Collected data

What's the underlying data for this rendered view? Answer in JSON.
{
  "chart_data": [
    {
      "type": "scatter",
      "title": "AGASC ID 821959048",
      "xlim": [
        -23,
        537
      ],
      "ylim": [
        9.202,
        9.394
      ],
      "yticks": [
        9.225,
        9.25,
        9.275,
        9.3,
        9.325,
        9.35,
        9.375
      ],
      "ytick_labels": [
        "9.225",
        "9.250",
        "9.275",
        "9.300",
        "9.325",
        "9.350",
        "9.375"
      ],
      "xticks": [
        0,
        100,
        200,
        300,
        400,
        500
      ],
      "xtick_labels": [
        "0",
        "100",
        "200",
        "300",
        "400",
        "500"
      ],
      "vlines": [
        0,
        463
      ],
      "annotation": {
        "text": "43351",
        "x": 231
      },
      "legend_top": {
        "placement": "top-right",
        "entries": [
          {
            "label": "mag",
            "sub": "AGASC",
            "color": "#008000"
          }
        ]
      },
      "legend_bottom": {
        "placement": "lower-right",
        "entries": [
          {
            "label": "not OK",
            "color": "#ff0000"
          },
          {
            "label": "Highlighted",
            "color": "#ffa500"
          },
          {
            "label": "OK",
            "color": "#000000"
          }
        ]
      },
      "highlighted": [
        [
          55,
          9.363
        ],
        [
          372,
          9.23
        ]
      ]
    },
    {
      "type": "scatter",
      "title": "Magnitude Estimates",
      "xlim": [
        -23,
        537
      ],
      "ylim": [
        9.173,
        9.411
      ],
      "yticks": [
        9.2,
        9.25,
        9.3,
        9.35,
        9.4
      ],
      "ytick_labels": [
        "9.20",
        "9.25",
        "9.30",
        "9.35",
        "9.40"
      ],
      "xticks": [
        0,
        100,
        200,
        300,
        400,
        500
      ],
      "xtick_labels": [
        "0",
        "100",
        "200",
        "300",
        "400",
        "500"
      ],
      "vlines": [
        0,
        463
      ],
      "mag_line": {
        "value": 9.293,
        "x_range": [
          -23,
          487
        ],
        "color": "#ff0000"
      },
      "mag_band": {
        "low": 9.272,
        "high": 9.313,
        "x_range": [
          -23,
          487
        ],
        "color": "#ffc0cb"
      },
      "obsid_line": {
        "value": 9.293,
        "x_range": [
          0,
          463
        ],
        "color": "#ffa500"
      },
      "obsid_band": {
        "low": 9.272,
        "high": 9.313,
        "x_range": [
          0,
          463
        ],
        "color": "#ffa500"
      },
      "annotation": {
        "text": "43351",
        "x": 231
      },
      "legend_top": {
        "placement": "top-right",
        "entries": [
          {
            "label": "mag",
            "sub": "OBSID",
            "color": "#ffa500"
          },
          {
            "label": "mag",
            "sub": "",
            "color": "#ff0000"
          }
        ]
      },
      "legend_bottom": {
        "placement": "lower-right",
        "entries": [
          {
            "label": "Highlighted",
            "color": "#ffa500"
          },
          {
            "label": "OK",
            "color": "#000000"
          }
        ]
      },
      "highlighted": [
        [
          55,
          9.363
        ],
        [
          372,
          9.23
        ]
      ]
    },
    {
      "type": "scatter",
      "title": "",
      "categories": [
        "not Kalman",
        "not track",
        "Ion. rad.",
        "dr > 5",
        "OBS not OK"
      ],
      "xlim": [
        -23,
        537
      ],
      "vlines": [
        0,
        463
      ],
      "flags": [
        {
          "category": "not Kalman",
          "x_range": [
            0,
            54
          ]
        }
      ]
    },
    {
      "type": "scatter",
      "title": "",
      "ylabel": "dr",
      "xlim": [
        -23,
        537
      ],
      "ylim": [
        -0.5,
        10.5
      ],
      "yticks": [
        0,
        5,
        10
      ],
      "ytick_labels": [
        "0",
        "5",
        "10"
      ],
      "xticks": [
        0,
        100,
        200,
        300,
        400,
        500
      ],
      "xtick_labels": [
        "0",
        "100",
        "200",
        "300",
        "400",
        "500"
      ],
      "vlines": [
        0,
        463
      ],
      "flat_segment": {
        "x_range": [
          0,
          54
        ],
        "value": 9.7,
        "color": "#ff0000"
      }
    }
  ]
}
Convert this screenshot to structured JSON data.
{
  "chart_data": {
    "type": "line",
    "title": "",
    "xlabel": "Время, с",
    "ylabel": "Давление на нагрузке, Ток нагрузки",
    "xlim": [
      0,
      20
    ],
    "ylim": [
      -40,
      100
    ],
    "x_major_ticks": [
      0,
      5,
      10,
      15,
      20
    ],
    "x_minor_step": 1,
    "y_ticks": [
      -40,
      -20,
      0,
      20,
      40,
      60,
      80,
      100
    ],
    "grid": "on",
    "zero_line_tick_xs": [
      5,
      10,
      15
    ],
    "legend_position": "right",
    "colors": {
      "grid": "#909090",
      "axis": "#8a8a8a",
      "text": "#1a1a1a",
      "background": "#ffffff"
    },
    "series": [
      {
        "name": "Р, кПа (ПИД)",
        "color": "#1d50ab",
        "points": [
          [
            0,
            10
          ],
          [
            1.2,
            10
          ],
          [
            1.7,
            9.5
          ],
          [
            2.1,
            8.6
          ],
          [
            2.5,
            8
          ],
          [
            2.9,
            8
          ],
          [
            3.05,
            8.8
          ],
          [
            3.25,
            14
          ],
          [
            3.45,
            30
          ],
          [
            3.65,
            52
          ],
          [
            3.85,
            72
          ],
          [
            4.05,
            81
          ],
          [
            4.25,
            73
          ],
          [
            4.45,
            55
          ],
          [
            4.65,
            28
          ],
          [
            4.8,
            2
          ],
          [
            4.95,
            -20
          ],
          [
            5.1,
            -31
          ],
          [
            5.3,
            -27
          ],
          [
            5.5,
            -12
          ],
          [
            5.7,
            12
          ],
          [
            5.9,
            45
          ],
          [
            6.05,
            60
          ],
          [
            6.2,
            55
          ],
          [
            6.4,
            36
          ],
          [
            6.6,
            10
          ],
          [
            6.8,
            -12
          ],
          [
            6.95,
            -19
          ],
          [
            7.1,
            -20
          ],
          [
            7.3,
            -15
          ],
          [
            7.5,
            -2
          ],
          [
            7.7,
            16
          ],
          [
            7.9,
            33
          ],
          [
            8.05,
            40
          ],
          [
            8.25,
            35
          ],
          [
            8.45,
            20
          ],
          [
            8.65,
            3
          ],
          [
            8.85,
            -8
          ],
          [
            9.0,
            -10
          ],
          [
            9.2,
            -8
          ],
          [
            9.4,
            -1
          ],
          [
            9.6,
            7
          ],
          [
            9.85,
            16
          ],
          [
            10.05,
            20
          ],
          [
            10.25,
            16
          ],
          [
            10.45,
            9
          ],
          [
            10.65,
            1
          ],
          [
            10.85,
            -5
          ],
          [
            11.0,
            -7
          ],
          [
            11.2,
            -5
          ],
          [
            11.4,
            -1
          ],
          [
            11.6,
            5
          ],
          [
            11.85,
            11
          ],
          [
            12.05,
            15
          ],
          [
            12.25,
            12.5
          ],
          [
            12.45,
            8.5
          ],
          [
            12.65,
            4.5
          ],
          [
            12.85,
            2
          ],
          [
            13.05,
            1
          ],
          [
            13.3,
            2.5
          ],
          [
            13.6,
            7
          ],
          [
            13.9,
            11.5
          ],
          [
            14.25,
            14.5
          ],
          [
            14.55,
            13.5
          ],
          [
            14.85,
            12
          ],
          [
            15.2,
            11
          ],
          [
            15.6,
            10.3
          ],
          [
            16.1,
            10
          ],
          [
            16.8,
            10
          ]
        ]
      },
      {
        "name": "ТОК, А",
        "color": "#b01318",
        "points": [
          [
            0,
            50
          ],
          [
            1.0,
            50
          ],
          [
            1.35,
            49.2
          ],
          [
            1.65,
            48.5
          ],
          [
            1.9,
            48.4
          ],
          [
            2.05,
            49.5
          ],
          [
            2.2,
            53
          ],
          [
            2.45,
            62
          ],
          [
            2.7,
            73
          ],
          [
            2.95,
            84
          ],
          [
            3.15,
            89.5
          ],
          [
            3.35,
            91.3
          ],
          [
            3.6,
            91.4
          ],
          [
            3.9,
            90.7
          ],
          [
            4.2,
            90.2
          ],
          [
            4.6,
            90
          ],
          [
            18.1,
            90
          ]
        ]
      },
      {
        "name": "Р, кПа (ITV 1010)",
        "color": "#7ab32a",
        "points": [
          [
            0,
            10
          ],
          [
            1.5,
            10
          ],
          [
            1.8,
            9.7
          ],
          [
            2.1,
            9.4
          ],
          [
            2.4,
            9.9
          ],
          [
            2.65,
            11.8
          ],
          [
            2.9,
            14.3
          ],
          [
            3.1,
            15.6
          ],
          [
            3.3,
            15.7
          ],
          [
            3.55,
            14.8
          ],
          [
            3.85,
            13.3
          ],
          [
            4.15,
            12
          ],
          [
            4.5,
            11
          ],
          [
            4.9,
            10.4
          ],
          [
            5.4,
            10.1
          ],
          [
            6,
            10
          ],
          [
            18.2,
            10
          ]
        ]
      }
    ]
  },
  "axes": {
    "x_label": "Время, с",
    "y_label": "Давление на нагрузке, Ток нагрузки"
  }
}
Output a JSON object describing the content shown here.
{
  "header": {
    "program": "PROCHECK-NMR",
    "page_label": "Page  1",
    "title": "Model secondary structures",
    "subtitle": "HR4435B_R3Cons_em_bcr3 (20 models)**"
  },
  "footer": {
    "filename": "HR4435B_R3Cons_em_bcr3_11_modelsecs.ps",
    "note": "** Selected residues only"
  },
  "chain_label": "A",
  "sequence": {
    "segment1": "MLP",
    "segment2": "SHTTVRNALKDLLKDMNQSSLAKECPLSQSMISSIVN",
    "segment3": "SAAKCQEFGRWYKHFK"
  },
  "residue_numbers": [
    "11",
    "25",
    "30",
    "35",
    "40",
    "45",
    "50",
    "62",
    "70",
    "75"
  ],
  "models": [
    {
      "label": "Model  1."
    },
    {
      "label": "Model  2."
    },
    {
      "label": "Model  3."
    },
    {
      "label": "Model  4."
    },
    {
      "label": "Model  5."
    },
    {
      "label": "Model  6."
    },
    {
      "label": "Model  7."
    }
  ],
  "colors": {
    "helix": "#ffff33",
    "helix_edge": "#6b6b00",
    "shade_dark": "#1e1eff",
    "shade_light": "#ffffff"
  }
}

> _TASK INSTRUCTIONS_:
Copy out every line with the word "ylabel".

> _SOLUTION FOR THIS TASK_:
      "ylabel": "dr",
    "ylabel": "Давление на нагрузке, Ток нагрузки",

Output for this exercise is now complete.